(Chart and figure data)
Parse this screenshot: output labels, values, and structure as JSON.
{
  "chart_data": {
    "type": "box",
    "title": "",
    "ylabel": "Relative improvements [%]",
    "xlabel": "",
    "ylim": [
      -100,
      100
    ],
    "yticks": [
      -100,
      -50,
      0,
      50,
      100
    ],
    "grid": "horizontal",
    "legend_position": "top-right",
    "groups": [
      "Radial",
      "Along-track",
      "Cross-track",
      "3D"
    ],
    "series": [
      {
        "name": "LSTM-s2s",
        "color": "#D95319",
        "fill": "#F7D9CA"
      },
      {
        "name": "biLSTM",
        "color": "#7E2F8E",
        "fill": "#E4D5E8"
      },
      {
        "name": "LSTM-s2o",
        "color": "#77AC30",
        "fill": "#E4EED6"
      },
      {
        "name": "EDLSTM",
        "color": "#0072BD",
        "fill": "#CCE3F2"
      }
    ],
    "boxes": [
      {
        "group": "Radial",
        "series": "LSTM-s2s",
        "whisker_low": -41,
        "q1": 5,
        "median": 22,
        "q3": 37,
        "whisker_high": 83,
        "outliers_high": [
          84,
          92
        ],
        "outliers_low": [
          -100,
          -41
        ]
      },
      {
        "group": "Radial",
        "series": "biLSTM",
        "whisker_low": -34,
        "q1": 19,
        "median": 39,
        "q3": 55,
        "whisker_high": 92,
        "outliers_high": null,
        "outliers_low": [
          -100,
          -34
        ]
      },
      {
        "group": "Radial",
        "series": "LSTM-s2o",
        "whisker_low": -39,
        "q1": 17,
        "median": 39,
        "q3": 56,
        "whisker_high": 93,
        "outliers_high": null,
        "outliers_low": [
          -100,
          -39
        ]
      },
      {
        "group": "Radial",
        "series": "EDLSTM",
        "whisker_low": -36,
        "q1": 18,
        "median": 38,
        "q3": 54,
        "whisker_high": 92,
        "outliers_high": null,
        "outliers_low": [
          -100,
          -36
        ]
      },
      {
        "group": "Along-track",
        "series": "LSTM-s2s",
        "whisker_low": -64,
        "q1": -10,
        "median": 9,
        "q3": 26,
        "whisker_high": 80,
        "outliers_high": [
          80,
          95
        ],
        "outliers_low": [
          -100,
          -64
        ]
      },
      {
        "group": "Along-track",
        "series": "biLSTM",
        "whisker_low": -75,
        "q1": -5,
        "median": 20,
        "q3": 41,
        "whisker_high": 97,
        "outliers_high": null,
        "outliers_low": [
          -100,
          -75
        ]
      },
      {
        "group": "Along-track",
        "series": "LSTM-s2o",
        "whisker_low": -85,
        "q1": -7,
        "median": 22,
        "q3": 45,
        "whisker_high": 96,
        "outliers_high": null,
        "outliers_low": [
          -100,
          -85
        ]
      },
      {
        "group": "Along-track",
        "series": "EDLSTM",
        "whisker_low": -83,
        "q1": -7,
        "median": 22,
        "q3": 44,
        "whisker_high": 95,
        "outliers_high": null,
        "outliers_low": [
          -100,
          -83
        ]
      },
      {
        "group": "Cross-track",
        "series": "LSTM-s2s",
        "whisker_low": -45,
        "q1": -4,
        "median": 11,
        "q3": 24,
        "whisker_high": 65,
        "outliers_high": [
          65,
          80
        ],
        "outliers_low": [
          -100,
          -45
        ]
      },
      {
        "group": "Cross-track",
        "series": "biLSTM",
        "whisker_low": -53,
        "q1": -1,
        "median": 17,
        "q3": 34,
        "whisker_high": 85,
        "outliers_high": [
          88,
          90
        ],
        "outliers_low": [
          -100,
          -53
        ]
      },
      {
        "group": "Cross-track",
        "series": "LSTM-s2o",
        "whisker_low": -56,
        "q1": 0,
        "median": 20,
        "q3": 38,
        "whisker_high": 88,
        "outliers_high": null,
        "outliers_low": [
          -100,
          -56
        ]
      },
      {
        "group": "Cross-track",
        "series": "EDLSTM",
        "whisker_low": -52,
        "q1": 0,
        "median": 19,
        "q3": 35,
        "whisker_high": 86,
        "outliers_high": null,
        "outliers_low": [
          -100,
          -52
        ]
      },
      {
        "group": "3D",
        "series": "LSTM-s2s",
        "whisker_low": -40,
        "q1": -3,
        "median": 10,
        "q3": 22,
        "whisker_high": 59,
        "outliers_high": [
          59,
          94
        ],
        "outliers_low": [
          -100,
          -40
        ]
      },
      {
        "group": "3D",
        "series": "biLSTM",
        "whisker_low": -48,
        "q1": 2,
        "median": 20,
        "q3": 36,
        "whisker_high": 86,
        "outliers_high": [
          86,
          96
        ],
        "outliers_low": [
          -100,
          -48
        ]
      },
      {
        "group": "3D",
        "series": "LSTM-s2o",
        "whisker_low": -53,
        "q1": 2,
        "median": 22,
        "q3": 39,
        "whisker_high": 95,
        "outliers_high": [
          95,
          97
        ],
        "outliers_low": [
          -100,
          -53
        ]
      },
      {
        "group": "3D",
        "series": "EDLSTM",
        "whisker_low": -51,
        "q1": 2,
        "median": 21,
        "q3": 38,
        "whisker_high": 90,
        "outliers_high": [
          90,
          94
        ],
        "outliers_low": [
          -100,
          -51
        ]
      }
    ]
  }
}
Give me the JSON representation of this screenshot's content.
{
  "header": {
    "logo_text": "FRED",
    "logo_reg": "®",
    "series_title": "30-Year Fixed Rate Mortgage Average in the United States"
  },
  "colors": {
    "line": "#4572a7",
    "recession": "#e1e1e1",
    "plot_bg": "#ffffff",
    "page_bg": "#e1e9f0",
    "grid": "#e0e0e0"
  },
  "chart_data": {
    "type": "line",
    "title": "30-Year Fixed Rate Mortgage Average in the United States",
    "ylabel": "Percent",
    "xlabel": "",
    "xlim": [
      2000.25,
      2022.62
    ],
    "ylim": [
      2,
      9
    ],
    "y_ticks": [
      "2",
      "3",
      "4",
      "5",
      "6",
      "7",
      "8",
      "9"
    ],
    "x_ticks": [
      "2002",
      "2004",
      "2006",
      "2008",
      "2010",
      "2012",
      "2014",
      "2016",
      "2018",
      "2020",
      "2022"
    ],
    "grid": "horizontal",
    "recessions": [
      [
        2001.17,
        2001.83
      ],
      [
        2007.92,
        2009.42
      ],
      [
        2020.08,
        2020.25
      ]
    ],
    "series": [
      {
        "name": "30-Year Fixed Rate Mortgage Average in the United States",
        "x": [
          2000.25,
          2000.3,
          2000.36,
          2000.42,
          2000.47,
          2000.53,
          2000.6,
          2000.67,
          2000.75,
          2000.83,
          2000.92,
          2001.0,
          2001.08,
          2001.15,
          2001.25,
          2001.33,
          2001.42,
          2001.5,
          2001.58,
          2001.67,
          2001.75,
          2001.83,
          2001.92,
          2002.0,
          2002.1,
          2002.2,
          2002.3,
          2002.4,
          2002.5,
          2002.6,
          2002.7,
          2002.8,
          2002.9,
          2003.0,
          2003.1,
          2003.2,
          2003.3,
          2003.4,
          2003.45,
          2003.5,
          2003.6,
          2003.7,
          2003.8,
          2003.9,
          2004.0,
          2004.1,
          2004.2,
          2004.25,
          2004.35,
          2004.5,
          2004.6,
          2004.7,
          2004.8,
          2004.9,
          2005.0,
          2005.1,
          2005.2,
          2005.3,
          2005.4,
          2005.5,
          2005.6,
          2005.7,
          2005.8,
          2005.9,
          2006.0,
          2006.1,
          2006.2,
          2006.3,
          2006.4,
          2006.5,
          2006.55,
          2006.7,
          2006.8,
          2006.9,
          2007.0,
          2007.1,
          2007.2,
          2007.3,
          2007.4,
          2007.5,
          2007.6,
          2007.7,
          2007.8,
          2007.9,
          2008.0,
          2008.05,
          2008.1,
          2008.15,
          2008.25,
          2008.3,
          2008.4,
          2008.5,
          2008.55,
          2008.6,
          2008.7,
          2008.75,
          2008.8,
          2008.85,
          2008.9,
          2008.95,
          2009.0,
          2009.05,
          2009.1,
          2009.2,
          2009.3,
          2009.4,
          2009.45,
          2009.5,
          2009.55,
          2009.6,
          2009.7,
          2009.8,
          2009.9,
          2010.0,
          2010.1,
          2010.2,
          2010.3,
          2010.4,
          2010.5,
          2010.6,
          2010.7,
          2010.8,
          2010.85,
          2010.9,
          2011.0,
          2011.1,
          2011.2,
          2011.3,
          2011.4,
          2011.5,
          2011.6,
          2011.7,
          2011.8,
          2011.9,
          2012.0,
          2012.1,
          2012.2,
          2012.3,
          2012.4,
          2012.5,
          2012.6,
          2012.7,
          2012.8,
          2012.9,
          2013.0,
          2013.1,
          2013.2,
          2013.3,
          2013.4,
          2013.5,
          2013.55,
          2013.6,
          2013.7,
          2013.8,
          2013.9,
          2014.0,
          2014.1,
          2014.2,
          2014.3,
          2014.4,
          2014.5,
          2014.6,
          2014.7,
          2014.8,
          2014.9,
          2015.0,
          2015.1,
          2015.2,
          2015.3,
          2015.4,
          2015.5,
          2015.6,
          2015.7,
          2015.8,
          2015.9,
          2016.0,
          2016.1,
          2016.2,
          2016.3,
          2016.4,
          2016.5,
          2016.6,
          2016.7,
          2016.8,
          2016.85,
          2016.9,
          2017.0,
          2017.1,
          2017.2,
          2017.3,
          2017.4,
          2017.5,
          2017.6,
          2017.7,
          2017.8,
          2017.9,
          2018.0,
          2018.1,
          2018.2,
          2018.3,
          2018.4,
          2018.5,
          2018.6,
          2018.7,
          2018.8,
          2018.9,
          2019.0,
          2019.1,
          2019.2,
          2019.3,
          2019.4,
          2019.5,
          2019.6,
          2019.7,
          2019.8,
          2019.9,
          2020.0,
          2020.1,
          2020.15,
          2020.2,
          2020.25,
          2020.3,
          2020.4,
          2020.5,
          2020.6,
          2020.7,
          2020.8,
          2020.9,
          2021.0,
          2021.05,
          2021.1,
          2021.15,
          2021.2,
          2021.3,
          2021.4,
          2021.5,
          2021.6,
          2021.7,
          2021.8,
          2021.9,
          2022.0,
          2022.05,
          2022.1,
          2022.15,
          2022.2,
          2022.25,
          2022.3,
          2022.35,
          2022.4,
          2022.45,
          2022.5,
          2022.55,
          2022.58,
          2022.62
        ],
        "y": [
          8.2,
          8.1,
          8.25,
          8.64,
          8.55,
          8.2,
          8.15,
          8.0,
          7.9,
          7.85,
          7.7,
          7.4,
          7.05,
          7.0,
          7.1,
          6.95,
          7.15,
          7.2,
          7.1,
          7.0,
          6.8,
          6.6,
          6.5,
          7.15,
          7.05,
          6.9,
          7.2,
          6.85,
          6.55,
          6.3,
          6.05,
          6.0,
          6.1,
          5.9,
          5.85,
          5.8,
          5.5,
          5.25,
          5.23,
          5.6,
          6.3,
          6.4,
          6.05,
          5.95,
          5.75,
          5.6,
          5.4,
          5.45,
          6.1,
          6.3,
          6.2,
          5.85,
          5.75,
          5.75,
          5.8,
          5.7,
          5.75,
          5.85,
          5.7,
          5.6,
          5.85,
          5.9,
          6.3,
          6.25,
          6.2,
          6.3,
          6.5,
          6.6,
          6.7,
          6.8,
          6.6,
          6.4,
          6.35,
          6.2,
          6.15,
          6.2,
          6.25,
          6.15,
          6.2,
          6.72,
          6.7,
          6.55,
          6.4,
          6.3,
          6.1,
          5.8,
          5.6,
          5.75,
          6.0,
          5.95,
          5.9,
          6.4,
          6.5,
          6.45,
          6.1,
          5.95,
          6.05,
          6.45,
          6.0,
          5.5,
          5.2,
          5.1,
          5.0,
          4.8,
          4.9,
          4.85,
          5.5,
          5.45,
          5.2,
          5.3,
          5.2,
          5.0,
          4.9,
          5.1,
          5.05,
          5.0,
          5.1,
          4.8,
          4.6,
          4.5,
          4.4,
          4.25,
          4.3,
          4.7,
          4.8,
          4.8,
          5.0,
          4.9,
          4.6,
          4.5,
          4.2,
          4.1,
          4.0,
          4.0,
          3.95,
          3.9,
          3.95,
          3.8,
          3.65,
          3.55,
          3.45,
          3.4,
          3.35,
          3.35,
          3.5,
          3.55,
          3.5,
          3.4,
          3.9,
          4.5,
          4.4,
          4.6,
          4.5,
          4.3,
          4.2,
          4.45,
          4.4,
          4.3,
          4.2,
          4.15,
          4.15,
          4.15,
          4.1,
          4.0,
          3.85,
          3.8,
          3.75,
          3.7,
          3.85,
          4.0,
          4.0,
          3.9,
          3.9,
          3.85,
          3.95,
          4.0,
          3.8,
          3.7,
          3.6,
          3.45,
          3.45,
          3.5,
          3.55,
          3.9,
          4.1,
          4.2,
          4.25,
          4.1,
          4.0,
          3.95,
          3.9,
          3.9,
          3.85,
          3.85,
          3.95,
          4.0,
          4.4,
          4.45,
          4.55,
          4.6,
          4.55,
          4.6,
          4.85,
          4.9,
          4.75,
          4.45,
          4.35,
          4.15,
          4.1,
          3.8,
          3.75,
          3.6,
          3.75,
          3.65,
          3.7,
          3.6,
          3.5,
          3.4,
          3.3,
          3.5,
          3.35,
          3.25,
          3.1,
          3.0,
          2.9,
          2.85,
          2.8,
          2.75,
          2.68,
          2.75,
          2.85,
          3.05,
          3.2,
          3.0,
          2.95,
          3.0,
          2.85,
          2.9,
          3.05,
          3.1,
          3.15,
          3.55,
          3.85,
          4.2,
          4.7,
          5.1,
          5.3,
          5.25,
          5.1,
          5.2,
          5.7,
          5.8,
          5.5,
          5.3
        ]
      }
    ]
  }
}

Written task: Consider the entries above and return each line with the string "Fixed".

Response to the exercise:
    "series_title": "30-Year Fixed Rate Mortgage Average in the United States"
    "title": "30-Year Fixed Rate Mortgage Average in the United States",
        "name": "30-Year Fixed Rate Mortgage Average in the United States",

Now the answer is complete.